Exercise goal
Take every line from the material that has the word "should" in it.

[A run of records]
■ ■ ■ ■

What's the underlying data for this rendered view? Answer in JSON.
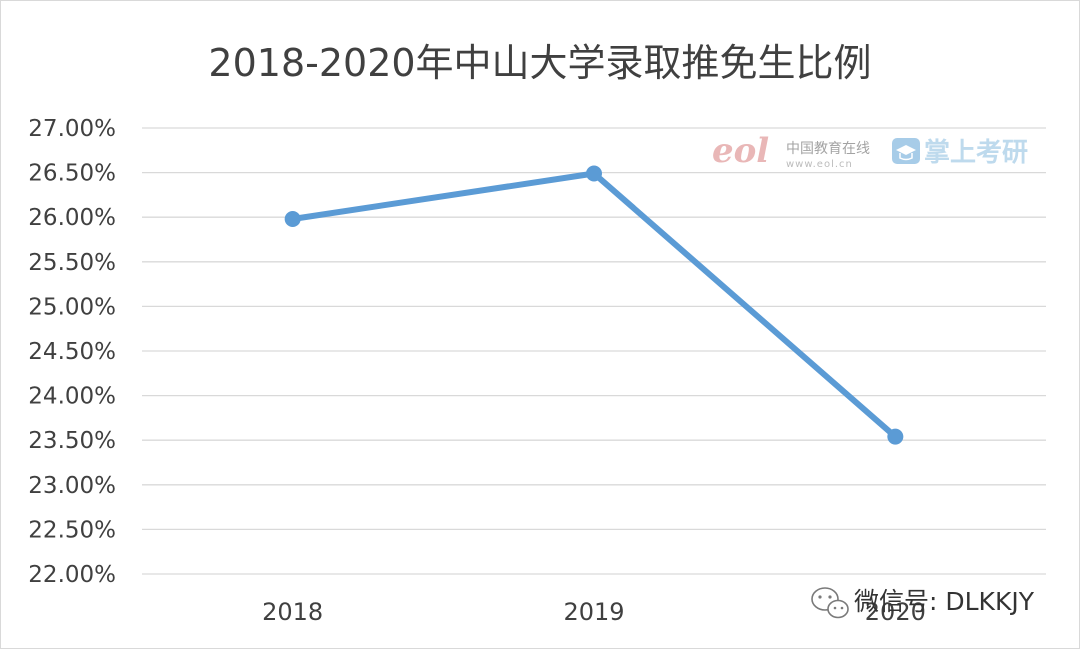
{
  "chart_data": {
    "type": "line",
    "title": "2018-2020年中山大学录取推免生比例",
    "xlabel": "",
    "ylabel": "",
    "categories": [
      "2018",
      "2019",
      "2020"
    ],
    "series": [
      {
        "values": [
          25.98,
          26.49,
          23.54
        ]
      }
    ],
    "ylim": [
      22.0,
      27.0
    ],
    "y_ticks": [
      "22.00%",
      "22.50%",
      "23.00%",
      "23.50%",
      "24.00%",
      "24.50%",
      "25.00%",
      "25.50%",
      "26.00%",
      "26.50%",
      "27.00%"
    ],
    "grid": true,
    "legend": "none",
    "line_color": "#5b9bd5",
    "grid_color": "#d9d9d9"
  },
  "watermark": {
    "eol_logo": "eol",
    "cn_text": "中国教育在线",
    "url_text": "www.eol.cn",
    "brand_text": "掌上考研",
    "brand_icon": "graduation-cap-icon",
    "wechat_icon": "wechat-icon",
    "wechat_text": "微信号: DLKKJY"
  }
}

■ ■ ■ ■

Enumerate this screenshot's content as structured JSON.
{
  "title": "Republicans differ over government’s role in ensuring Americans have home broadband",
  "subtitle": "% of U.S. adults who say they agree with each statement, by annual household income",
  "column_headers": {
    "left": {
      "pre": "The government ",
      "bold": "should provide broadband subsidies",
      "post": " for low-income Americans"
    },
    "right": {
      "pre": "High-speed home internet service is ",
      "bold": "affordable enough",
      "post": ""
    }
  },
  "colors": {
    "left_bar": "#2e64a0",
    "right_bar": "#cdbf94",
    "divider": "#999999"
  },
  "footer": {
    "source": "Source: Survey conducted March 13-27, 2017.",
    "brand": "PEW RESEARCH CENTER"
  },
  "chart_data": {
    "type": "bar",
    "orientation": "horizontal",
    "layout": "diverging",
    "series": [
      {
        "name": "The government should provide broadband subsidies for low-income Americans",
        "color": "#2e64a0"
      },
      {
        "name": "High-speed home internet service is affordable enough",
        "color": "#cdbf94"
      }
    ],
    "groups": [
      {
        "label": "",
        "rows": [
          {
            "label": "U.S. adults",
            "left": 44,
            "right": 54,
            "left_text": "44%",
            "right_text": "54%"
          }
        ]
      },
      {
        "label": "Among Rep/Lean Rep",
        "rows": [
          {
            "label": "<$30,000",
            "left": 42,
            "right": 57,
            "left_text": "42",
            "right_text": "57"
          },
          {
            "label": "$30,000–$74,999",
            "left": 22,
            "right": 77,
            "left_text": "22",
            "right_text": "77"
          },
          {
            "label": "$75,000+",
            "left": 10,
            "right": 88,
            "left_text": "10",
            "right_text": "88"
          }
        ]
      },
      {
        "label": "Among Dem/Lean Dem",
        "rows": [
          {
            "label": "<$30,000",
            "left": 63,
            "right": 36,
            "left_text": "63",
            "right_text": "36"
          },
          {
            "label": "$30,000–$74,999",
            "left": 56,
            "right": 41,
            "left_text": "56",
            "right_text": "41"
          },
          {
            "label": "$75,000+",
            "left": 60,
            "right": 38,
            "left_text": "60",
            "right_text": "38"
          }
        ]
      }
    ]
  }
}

■ ■ ■ ■

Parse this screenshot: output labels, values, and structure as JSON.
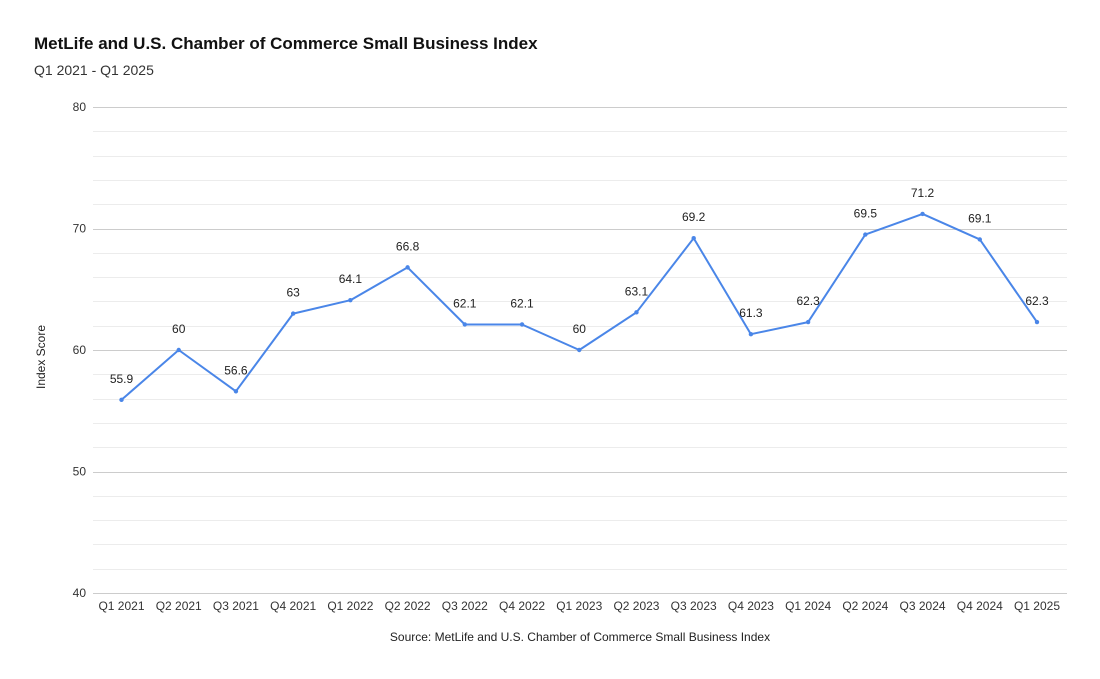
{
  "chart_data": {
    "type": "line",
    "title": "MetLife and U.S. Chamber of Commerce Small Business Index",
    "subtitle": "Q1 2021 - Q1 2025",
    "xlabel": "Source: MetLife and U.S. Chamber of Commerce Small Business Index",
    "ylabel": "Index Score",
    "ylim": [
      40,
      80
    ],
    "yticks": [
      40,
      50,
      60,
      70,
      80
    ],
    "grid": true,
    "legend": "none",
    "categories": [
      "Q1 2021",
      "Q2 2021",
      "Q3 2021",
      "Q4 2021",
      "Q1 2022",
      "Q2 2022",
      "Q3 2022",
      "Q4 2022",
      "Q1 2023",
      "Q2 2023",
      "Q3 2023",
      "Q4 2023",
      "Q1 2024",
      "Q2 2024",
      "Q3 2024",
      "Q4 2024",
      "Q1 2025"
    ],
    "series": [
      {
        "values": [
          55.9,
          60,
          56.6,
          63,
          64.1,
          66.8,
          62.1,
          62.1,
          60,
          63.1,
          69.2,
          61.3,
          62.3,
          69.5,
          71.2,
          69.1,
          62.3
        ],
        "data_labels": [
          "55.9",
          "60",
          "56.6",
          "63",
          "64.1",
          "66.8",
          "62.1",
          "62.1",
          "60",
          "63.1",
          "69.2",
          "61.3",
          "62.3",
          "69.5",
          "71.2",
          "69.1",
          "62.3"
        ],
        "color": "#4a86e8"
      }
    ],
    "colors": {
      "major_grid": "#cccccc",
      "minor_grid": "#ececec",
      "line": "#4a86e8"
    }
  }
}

■ ■ ■ ■

Output for this exercise
      "bold": "should provide broadband subsidies",
        "name": "The government should provide broadband subsidies for low-income Americans",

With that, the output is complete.